*Your goal:* Only the number is wanted: how many lines of the data contain "Office"?

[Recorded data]
□ □ □ □ □

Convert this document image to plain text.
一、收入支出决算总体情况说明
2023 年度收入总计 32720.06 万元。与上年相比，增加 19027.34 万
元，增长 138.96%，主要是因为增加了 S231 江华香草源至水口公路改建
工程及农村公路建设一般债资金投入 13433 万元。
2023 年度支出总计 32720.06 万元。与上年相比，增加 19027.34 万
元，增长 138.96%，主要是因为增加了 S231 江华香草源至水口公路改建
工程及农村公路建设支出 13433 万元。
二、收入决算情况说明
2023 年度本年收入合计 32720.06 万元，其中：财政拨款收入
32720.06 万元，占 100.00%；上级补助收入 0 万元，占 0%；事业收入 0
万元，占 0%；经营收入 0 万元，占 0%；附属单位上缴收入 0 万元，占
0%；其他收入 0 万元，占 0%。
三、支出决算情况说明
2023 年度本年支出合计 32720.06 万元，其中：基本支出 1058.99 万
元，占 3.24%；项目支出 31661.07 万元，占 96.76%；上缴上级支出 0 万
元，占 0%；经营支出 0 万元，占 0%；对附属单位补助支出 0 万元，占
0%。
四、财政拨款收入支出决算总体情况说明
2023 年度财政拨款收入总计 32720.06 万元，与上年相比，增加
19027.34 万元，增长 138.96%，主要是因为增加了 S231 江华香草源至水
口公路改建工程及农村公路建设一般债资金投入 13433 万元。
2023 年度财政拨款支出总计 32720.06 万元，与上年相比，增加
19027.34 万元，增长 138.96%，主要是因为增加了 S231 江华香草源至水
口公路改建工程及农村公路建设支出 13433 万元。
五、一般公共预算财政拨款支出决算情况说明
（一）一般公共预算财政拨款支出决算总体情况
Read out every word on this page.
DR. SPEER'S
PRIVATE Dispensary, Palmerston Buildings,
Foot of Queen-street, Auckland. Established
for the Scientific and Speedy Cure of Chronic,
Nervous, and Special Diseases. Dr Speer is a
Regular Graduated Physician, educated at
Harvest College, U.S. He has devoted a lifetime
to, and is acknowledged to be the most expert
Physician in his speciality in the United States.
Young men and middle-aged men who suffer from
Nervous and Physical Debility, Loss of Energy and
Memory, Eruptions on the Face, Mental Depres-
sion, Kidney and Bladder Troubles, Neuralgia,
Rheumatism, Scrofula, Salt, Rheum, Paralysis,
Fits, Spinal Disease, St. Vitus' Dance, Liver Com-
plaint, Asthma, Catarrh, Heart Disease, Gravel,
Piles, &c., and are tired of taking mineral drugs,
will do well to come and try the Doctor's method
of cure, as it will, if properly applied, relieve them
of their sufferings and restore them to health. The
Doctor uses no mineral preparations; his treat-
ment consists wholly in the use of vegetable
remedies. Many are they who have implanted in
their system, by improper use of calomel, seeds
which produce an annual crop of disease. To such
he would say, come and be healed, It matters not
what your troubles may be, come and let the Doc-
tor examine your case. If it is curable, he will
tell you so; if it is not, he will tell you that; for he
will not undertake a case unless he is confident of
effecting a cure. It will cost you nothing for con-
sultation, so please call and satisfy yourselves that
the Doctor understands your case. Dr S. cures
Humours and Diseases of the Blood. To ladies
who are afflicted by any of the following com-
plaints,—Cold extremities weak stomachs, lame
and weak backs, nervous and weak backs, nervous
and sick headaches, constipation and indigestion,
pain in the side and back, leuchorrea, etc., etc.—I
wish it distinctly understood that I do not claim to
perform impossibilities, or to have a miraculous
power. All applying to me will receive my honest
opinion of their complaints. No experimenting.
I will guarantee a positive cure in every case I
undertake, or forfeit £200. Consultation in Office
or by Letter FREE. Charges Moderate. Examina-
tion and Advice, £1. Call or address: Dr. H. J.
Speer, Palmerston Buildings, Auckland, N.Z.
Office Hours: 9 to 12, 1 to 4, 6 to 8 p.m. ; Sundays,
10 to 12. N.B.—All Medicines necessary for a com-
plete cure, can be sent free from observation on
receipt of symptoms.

□ □ □ □ □

*Full solution:* 2